■ **Problem details**: Count how many lines in the material below hold the word "Voted"; the reply is that number alone.
### Records shown ###
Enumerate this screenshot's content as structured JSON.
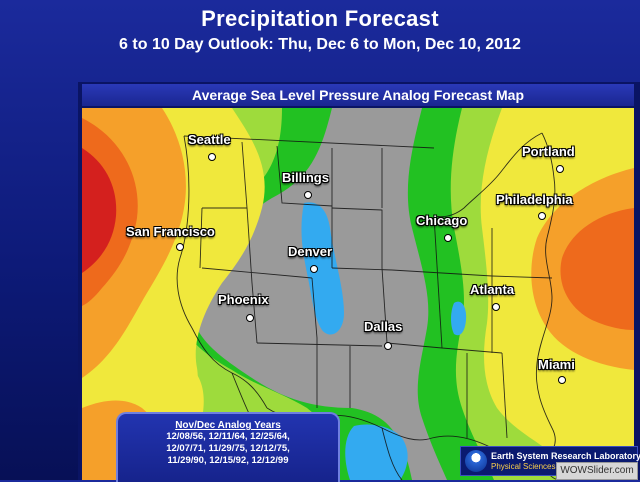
{
  "header": {
    "title": "Precipitation Forecast",
    "subtitle": "6 to 10 Day Outlook: Thu, Dec 6 to Mon, Dec 10, 2012"
  },
  "map": {
    "title": "Average Sea Level Pressure Analog Forecast Map",
    "colors": {
      "low_blue": "#33aaf0",
      "gray": "#999999",
      "green": "#22c122",
      "light_green": "#9edb3c",
      "yellow": "#f0e83c",
      "orange": "#f5a02a",
      "dark_orange": "#ee6a1c",
      "red": "#d4201e"
    },
    "cities": [
      {
        "name": "Seattle"
      },
      {
        "name": "Billings"
      },
      {
        "name": "San Francisco"
      },
      {
        "name": "Denver"
      },
      {
        "name": "Phoenix"
      },
      {
        "name": "Dallas"
      },
      {
        "name": "Chicago"
      },
      {
        "name": "Portland"
      },
      {
        "name": "Philadelphia"
      },
      {
        "name": "Atlanta"
      },
      {
        "name": "Miami"
      }
    ]
  },
  "analog_years": {
    "title": "Nov/Dec Analog Years",
    "lines": [
      "12/08/56, 12/11/64, 12/25/64,",
      "12/07/71, 11/29/75, 12/12/75,",
      "11/29/90, 12/15/92, 12/12/99"
    ]
  },
  "footer": {
    "lab_name": "Earth System Research Laboratory",
    "division": "Physical Sciences Division",
    "watermark": "WOWSlider.com"
  }
}
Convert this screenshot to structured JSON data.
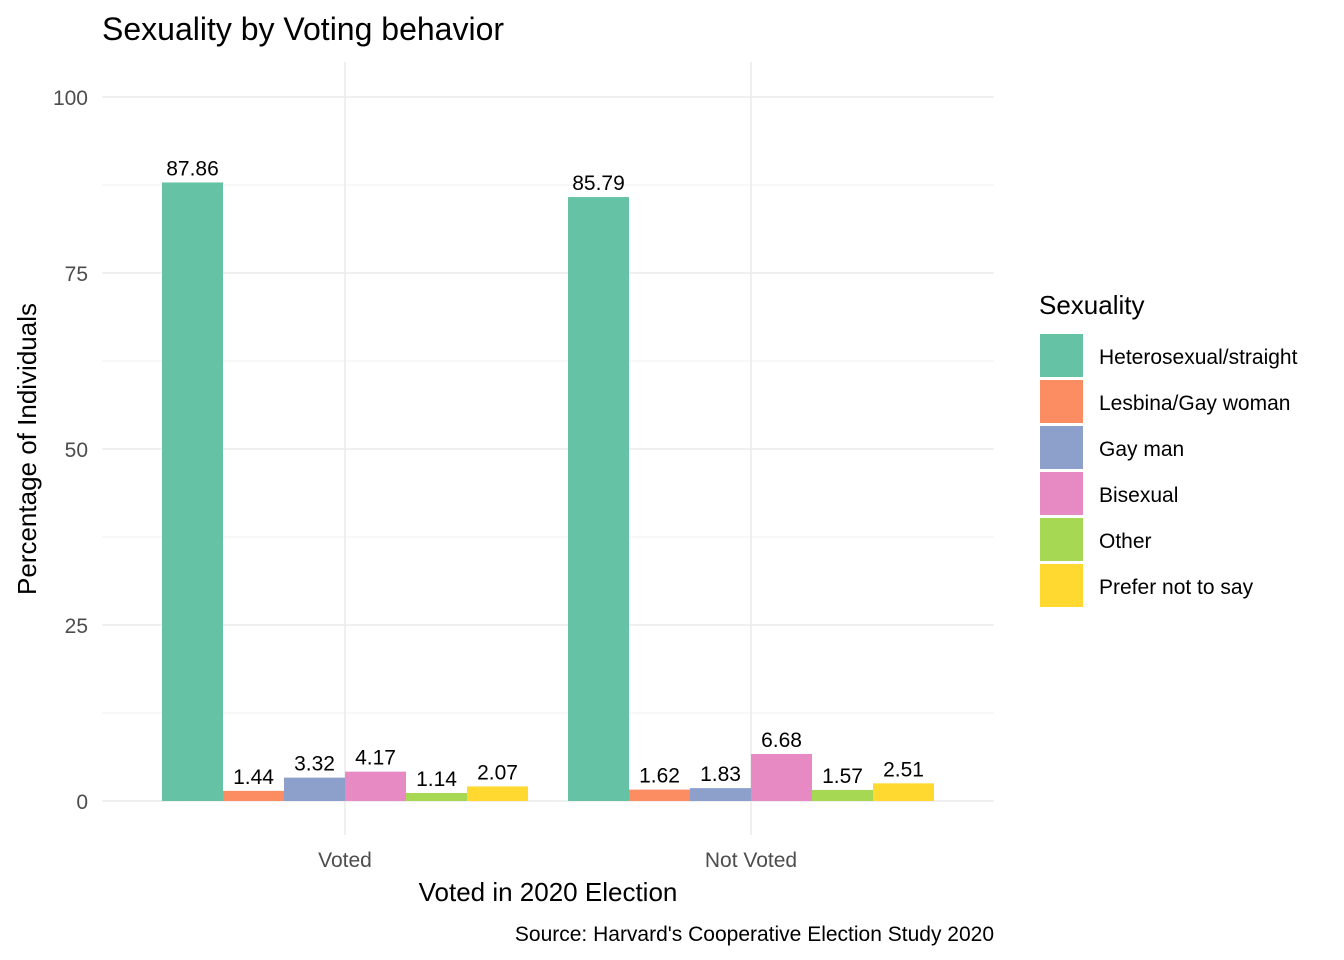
{
  "chart_data": {
    "type": "bar",
    "title": "Sexuality by Voting behavior",
    "xlabel": "Voted in 2020 Election",
    "ylabel": "Percentage of Individuals",
    "caption": "Source: Harvard's Cooperative Election Study 2020",
    "categories": [
      "Voted",
      "Not Voted"
    ],
    "ylim": [
      0,
      100
    ],
    "yticks": [
      0,
      25,
      50,
      75,
      100
    ],
    "grid": true,
    "legend": {
      "title": "Sexuality",
      "position": "right"
    },
    "series": [
      {
        "name": "Heterosexual/straight",
        "color": "#66c2a5",
        "values": [
          87.86,
          85.79
        ],
        "labels": [
          "87.86",
          "85.79"
        ]
      },
      {
        "name": "Lesbina/Gay woman",
        "color": "#fc8d62",
        "values": [
          1.44,
          1.62
        ],
        "labels": [
          "1.44",
          "1.62"
        ]
      },
      {
        "name": "Gay man",
        "color": "#8da0cb",
        "values": [
          3.32,
          1.83
        ],
        "labels": [
          "3.32",
          "1.83"
        ]
      },
      {
        "name": "Bisexual",
        "color": "#e78ac3",
        "values": [
          4.17,
          6.68
        ],
        "labels": [
          "4.17",
          "6.68"
        ]
      },
      {
        "name": "Other",
        "color": "#a6d854",
        "values": [
          1.14,
          1.57
        ],
        "labels": [
          "1.14",
          "1.57"
        ]
      },
      {
        "name": "Prefer not to say",
        "color": "#ffd92f",
        "values": [
          2.07,
          2.51
        ],
        "labels": [
          "2.07",
          "2.51"
        ]
      }
    ]
  }
}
###
■ **Result of this task**: 3